■ Exercise instructions
Write out each line beneath this one exactly as it reads.

— Start —

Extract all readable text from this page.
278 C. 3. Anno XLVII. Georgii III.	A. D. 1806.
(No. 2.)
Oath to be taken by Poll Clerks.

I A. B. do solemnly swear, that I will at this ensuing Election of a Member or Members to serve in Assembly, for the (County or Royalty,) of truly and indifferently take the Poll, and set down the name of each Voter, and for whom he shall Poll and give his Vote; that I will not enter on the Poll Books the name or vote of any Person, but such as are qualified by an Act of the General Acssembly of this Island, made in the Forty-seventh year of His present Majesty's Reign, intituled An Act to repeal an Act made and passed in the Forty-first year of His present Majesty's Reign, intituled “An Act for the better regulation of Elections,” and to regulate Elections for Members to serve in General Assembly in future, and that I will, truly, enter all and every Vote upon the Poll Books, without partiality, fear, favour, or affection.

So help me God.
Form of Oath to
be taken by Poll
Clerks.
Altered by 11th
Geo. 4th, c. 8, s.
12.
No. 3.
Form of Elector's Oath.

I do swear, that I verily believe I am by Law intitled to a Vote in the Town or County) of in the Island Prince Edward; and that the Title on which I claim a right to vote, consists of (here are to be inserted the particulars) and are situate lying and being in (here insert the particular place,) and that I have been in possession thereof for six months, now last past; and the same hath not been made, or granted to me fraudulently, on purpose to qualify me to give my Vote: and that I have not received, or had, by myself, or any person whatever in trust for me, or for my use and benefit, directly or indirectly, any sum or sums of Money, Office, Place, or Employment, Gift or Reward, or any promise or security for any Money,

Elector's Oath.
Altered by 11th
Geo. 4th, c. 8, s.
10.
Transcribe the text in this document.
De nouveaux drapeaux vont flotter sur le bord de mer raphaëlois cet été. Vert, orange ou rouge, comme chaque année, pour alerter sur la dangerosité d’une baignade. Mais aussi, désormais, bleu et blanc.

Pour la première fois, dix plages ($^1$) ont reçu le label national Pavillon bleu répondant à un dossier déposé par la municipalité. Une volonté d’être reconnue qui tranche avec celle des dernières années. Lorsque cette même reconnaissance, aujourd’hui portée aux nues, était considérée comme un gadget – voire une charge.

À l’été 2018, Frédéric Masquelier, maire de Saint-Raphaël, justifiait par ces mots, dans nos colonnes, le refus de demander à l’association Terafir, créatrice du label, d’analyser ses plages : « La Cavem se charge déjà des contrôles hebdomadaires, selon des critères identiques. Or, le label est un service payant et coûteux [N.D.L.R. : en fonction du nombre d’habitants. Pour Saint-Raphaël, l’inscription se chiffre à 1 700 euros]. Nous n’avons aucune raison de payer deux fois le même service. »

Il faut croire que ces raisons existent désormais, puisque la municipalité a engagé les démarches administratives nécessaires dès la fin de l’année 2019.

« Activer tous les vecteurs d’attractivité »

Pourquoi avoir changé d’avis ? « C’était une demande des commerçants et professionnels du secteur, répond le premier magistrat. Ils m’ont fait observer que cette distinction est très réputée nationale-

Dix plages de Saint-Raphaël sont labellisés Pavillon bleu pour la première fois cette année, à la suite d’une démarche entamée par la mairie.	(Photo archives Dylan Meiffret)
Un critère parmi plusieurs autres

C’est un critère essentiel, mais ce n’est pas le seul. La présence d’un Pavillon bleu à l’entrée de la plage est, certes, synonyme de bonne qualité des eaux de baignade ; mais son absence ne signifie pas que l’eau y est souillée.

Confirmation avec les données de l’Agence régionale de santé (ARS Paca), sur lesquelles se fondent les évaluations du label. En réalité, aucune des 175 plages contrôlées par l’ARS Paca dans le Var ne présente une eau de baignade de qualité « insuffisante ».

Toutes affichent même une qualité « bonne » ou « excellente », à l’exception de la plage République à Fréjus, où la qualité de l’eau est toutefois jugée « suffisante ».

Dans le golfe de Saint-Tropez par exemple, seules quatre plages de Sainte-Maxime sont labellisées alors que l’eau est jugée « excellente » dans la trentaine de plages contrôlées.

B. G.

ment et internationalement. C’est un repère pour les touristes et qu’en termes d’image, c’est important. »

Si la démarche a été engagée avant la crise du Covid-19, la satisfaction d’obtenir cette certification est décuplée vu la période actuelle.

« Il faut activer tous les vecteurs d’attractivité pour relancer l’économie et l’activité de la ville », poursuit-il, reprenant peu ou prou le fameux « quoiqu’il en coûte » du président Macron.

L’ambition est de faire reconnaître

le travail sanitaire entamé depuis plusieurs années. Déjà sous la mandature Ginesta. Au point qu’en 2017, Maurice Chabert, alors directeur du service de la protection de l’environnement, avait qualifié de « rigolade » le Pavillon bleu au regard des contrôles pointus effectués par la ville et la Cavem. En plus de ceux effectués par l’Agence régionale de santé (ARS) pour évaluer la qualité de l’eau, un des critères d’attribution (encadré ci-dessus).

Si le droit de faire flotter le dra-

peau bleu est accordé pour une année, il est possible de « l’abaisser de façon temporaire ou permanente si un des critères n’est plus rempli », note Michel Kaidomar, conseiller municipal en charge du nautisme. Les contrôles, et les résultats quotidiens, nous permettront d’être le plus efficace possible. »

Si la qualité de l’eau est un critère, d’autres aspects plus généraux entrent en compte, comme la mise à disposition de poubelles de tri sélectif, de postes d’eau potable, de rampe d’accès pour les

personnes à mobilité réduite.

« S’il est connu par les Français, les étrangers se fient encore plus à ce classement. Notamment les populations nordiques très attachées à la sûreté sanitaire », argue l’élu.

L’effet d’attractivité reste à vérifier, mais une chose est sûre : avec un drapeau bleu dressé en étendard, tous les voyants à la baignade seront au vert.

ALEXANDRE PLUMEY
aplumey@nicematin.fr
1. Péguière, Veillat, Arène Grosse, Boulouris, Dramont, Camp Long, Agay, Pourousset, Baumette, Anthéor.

— End —

■ Response to this exercise
Extract all readable text from this page.
278 C. 3. Anno XLVII. Georgii III.	A. D. 1806.
(No. 2.)
Oath to be taken by Poll Clerks.

I A. B. do solemnly swear, that I will at this ensuing Election of a Member or Members to serve in Assembly, for the (County or Royalty,) of truly and indifferently take the Poll, and set down the name of each Voter, and for whom he shall Poll and give his Vote; that I will not enter on the Poll Books the name or vote of any Person, but such as are qualified by an Act of the General Acssembly of this Island, made in the Forty-seventh year of His present Majesty's Reign, intituled An Act to repeal an Act made and passed in the Forty-first year of His present Majesty's Reign, intituled “An Act for the better regulation of Elections,” and to regulate Elections for Members to serve in General Assembly in future, and that I will, truly, enter all and every Vote upon the Poll Books, without partiality, fear, favour, or affection.

So help me God.
Form of Oath to
be taken by Poll
Clerks.
Altered by 11th
Geo. 4th, c. 8, s.
12.
No. 3.
Form of Elector's Oath.

I do swear, that I verily believe I am by Law intitled to a Vote in the Town or County) of in the Island Prince Edward; and that the Title on which I claim a right to vote, consists of (here are to be inserted the particulars) and are situate lying and being in (here insert the particular place,) and that I have been in possession thereof for six months, now last past; and the same hath not been made, or granted to me fraudulently, on purpose to qualify me to give my Vote: and that I have not received, or had, by myself, or any person whatever in trust for me, or for my use and benefit, directly or indirectly, any sum or sums of Money, Office, Place, or Employment, Gift or Reward, or any promise or security for any Money,

Elector's Oath.
Altered by 11th
Geo. 4th, c. 8, s.
10.
Transcribe the text in this document.
De nouveaux drapeaux vont flotter sur le bord de mer raphaëlois cet été. Vert, orange ou rouge, comme chaque année, pour alerter sur la dangerosité d’une baignade. Mais aussi, désormais, bleu et blanc.

Pour la première fois, dix plages ($^1$) ont reçu le label national Pavillon bleu répondant à un dossier déposé par la municipalité. Une volonté d’être reconnue qui tranche avec celle des dernières années. Lorsque cette même reconnaissance, aujourd’hui portée aux nues, était considérée comme un gadget – voire une charge.

À l’été 2018, Frédéric Masquelier, maire de Saint-Raphaël, justifiait par ces mots, dans nos colonnes, le refus de demander à l’association Terafir, créatrice du label, d’analyser ses plages : « La Cavem se charge déjà des contrôles hebdomadaires, selon des critères identiques. Or, le label est un service payant et coûteux [N.D.L.R. : en fonction du nombre d’habitants. Pour Saint-Raphaël, l’inscription se chiffre à 1 700 euros]. Nous n’avons aucune raison de payer deux fois le même service. »

Il faut croire que ces raisons existent désormais, puisque la municipalité a engagé les démarches administratives nécessaires dès la fin de l’année 2019.

« Activer tous les vecteurs d’attractivité »

Pourquoi avoir changé d’avis ? « C’était une demande des commerçants et professionnels du secteur, répond le premier magistrat. Ils m’ont fait observer que cette distinction est très réputée nationale-

Dix plages de Saint-Raphaël sont labellisés Pavillon bleu pour la première fois cette année, à la suite d’une démarche entamée par la mairie.	(Photo archives Dylan Meiffret)
Un critère parmi plusieurs autres

C’est un critère essentiel, mais ce n’est pas le seul. La présence d’un Pavillon bleu à l’entrée de la plage est, certes, synonyme de bonne qualité des eaux de baignade ; mais son absence ne signifie pas que l’eau y est souillée.

Confirmation avec les données de l’Agence régionale de santé (ARS Paca), sur lesquelles se fondent les évaluations du label. En réalité, aucune des 175 plages contrôlées par l’ARS Paca dans le Var ne présente une eau de baignade de qualité « insuffisante ».

Toutes affichent même une qualité « bonne » ou « excellente », à l’exception de la plage République à Fréjus, où la qualité de l’eau est toutefois jugée « suffisante ».

Dans le golfe de Saint-Tropez par exemple, seules quatre plages de Sainte-Maxime sont labellisées alors que l’eau est jugée « excellente » dans la trentaine de plages contrôlées.

B. G.

ment et internationalement. C’est un repère pour les touristes et qu’en termes d’image, c’est important. »

Si la démarche a été engagée avant la crise du Covid-19, la satisfaction d’obtenir cette certification est décuplée vu la période actuelle.

« Il faut activer tous les vecteurs d’attractivité pour relancer l’économie et l’activité de la ville », poursuit-il, reprenant peu ou prou le fameux « quoiqu’il en coûte » du président Macron.

L’ambition est de faire reconnaître

le travail sanitaire entamé depuis plusieurs années. Déjà sous la mandature Ginesta. Au point qu’en 2017, Maurice Chabert, alors directeur du service de la protection de l’environnement, avait qualifié de « rigolade » le Pavillon bleu au regard des contrôles pointus effectués par la ville et la Cavem. En plus de ceux effectués par l’Agence régionale de santé (ARS) pour évaluer la qualité de l’eau, un des critères d’attribution (encadré ci-dessus).

Si le droit de faire flotter le dra-

peau bleu est accordé pour une année, il est possible de « l’abaisser de façon temporaire ou permanente si un des critères n’est plus rempli », note Michel Kaidomar, conseiller municipal en charge du nautisme. Les contrôles, et les résultats quotidiens, nous permettront d’être le plus efficace possible. »

Si la qualité de l’eau est un critère, d’autres aspects plus généraux entrent en compte, comme la mise à disposition de poubelles de tri sélectif, de postes d’eau potable, de rampe d’accès pour les

personnes à mobilité réduite.

« S’il est connu par les Français, les étrangers se fient encore plus à ce classement. Notamment les populations nordiques très attachées à la sûreté sanitaire », argue l’élu.

L’effet d’attractivité reste à vérifier, mais une chose est sûre : avec un drapeau bleu dressé en étendard, tous les voyants à la baignade seront au vert.

ALEXANDRE PLUMEY
aplumey@nicematin.fr
1. Péguière, Veillat, Arène Grosse, Boulouris, Dramont, Camp Long, Agay, Pourousset, Baumette, Anthéor.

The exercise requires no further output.